--- BEGIN ---

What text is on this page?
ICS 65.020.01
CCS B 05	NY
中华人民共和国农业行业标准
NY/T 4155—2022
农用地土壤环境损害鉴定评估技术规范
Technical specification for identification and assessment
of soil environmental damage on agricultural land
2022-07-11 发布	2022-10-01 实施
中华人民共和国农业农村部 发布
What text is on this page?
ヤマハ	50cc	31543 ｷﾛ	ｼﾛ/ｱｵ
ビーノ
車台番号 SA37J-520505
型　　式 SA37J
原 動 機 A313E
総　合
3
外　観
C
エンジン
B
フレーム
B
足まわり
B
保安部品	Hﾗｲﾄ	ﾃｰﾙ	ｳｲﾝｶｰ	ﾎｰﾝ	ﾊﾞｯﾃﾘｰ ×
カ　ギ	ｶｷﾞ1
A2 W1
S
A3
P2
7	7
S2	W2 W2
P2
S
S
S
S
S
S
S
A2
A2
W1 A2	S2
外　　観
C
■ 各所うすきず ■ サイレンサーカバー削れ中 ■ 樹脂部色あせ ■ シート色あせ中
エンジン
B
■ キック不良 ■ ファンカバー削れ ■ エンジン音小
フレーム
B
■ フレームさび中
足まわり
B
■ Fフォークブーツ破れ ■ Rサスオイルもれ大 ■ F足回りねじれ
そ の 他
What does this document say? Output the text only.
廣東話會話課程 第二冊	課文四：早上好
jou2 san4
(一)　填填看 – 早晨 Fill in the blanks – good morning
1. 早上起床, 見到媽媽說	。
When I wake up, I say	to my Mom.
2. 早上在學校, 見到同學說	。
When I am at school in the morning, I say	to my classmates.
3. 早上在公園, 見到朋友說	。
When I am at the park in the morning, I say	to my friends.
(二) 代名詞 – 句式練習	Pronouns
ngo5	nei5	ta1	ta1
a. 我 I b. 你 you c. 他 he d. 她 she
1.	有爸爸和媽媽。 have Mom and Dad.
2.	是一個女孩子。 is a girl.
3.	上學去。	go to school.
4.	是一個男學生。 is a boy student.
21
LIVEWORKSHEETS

--- END ---

**TASK INSTRUCTIONS:** Locate the lines above that contain "morning" and copy them.

**EXPECTED OUTPUT:**
(一)　填填看 – 早晨 Fill in the blanks – good morning
When I am at school in the morning, I say	to my classmates.
When I am at the park in the morning, I say	to my friends.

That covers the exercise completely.